> _Stated exercise_: Return the records that follow unaltered. Omit every picture.

> _Entries supplied_:
⟨

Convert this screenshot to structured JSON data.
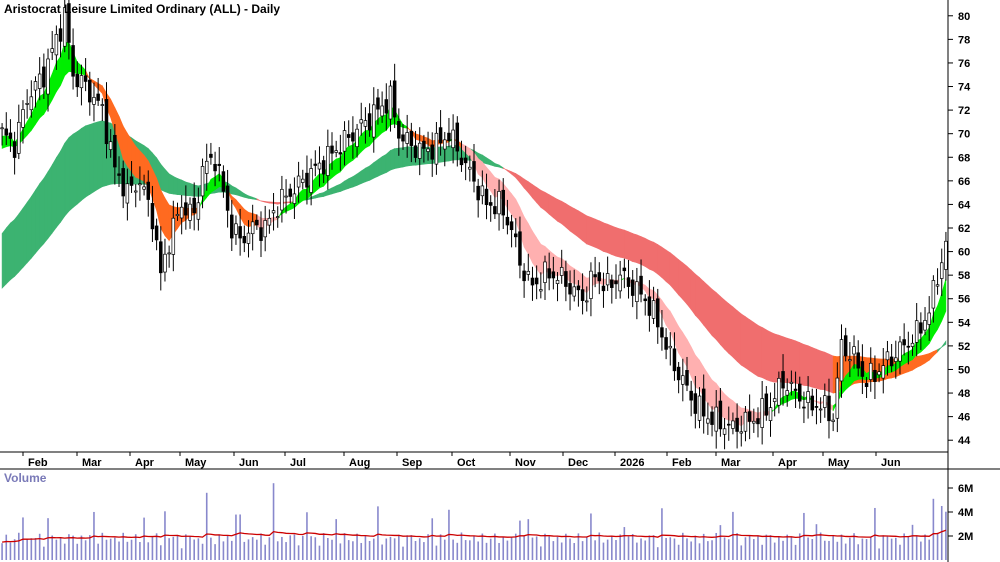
{
  "chart_data": {
    "type": "candlestick",
    "title": "Aristocrat Leisure Limited Ordinary (ALL) - Daily",
    "price_axis": {
      "ylim": [
        43,
        81
      ],
      "ticks": [
        44,
        46,
        48,
        50,
        52,
        54,
        56,
        58,
        60,
        62,
        64,
        66,
        68,
        70,
        72,
        74,
        76,
        78,
        80
      ]
    },
    "months": [
      "Feb",
      "Mar",
      "Apr",
      "May",
      "Jun",
      "Jul",
      "Aug",
      "Sep",
      "Oct",
      "Nov",
      "Dec",
      "2026",
      "Feb",
      "Mar",
      "Apr",
      "May",
      "Jun"
    ],
    "price_path": [
      [
        0,
        70
      ],
      [
        3,
        69
      ],
      [
        6,
        73
      ],
      [
        10,
        75
      ],
      [
        13,
        78
      ],
      [
        15,
        80
      ],
      [
        17,
        75
      ],
      [
        20,
        74
      ],
      [
        24,
        72
      ],
      [
        27,
        67
      ],
      [
        30,
        65
      ],
      [
        33,
        66
      ],
      [
        36,
        63
      ],
      [
        38,
        58
      ],
      [
        40,
        61
      ],
      [
        43,
        64
      ],
      [
        46,
        63
      ],
      [
        48,
        67
      ],
      [
        51,
        68
      ],
      [
        53,
        65
      ],
      [
        55,
        62
      ],
      [
        57,
        61
      ],
      [
        60,
        62
      ],
      [
        63,
        62
      ],
      [
        66,
        64
      ],
      [
        69,
        65
      ],
      [
        72,
        66
      ],
      [
        75,
        67
      ],
      [
        78,
        68
      ],
      [
        81,
        69
      ],
      [
        84,
        70
      ],
      [
        87,
        71
      ],
      [
        90,
        72
      ],
      [
        93,
        73
      ],
      [
        95,
        70
      ],
      [
        98,
        69
      ],
      [
        101,
        68.5
      ],
      [
        104,
        69
      ],
      [
        107,
        70
      ],
      [
        110,
        68
      ],
      [
        113,
        66
      ],
      [
        116,
        64
      ],
      [
        119,
        64
      ],
      [
        122,
        62
      ],
      [
        124,
        59
      ],
      [
        127,
        57
      ],
      [
        130,
        58
      ],
      [
        133,
        58
      ],
      [
        136,
        57
      ],
      [
        139,
        56
      ],
      [
        142,
        58
      ],
      [
        145,
        57
      ],
      [
        148,
        58
      ],
      [
        151,
        57
      ],
      [
        154,
        56
      ],
      [
        157,
        54
      ],
      [
        160,
        51
      ],
      [
        163,
        49
      ],
      [
        166,
        47
      ],
      [
        169,
        46
      ],
      [
        172,
        45.5
      ],
      [
        175,
        45
      ],
      [
        178,
        45.5
      ],
      [
        181,
        46
      ],
      [
        184,
        47
      ],
      [
        187,
        49
      ],
      [
        190,
        48
      ],
      [
        193,
        47
      ],
      [
        196,
        47
      ],
      [
        199,
        46
      ],
      [
        201,
        52
      ],
      [
        204,
        51
      ],
      [
        207,
        49
      ],
      [
        210,
        50
      ],
      [
        213,
        51
      ],
      [
        216,
        52
      ],
      [
        219,
        53
      ],
      [
        222,
        55
      ],
      [
        224,
        58
      ],
      [
        226,
        60.5
      ]
    ],
    "bands": {
      "short_upper_start": 69.5,
      "short_lower_start": 68.5,
      "long_upper_start": 61,
      "long_lower_start": 56.5,
      "colors": {
        "up_short": "#00ee00",
        "down_short": "#ff6a20",
        "down_short_light": "#ffb0b0",
        "long_up": "#3cb371",
        "long_down": "#f06e6e",
        "long_orange": "#ff6a20"
      }
    },
    "volume_axis": {
      "ylim": [
        0,
        7000000
      ],
      "ticks": [
        "2M",
        "4M",
        "6M"
      ],
      "tick_values": [
        2000000,
        4000000,
        6000000
      ]
    },
    "volume_label": "Volume",
    "colors": {
      "volume_bar": "#8888cc",
      "volume_ma": "#cc0000",
      "candle": "#000000"
    }
  }
}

⟩

> _Task result_:
Convert this screenshot to structured JSON data.
{
  "chart_data": {
    "type": "candlestick",
    "title": "Aristocrat Leisure Limited Ordinary (ALL) - Daily",
    "price_axis": {
      "ylim": [
        43,
        81
      ],
      "ticks": [
        44,
        46,
        48,
        50,
        52,
        54,
        56,
        58,
        60,
        62,
        64,
        66,
        68,
        70,
        72,
        74,
        76,
        78,
        80
      ]
    },
    "months": [
      "Feb",
      "Mar",
      "Apr",
      "May",
      "Jun",
      "Jul",
      "Aug",
      "Sep",
      "Oct",
      "Nov",
      "Dec",
      "2026",
      "Feb",
      "Mar",
      "Apr",
      "May",
      "Jun"
    ],
    "price_path": [
      [
        0,
        70
      ],
      [
        3,
        69
      ],
      [
        6,
        73
      ],
      [
        10,
        75
      ],
      [
        13,
        78
      ],
      [
        15,
        80
      ],
      [
        17,
        75
      ],
      [
        20,
        74
      ],
      [
        24,
        72
      ],
      [
        27,
        67
      ],
      [
        30,
        65
      ],
      [
        33,
        66
      ],
      [
        36,
        63
      ],
      [
        38,
        58
      ],
      [
        40,
        61
      ],
      [
        43,
        64
      ],
      [
        46,
        63
      ],
      [
        48,
        67
      ],
      [
        51,
        68
      ],
      [
        53,
        65
      ],
      [
        55,
        62
      ],
      [
        57,
        61
      ],
      [
        60,
        62
      ],
      [
        63,
        62
      ],
      [
        66,
        64
      ],
      [
        69,
        65
      ],
      [
        72,
        66
      ],
      [
        75,
        67
      ],
      [
        78,
        68
      ],
      [
        81,
        69
      ],
      [
        84,
        70
      ],
      [
        87,
        71
      ],
      [
        90,
        72
      ],
      [
        93,
        73
      ],
      [
        95,
        70
      ],
      [
        98,
        69
      ],
      [
        101,
        68.5
      ],
      [
        104,
        69
      ],
      [
        107,
        70
      ],
      [
        110,
        68
      ],
      [
        113,
        66
      ],
      [
        116,
        64
      ],
      [
        119,
        64
      ],
      [
        122,
        62
      ],
      [
        124,
        59
      ],
      [
        127,
        57
      ],
      [
        130,
        58
      ],
      [
        133,
        58
      ],
      [
        136,
        57
      ],
      [
        139,
        56
      ],
      [
        142,
        58
      ],
      [
        145,
        57
      ],
      [
        148,
        58
      ],
      [
        151,
        57
      ],
      [
        154,
        56
      ],
      [
        157,
        54
      ],
      [
        160,
        51
      ],
      [
        163,
        49
      ],
      [
        166,
        47
      ],
      [
        169,
        46
      ],
      [
        172,
        45.5
      ],
      [
        175,
        45
      ],
      [
        178,
        45.5
      ],
      [
        181,
        46
      ],
      [
        184,
        47
      ],
      [
        187,
        49
      ],
      [
        190,
        48
      ],
      [
        193,
        47
      ],
      [
        196,
        47
      ],
      [
        199,
        46
      ],
      [
        201,
        52
      ],
      [
        204,
        51
      ],
      [
        207,
        49
      ],
      [
        210,
        50
      ],
      [
        213,
        51
      ],
      [
        216,
        52
      ],
      [
        219,
        53
      ],
      [
        222,
        55
      ],
      [
        224,
        58
      ],
      [
        226,
        60.5
      ]
    ],
    "bands": {
      "short_upper_start": 69.5,
      "short_lower_start": 68.5,
      "long_upper_start": 61,
      "long_lower_start": 56.5,
      "colors": {
        "up_short": "#00ee00",
        "down_short": "#ff6a20",
        "down_short_light": "#ffb0b0",
        "long_up": "#3cb371",
        "long_down": "#f06e6e",
        "long_orange": "#ff6a20"
      }
    },
    "volume_axis": {
      "ylim": [
        0,
        7000000
      ],
      "ticks": [
        "2M",
        "4M",
        "6M"
      ],
      "tick_values": [
        2000000,
        4000000,
        6000000
      ]
    },
    "volume_label": "Volume",
    "colors": {
      "volume_bar": "#8888cc",
      "volume_ma": "#cc0000",
      "candle": "#000000"
    }
  }
}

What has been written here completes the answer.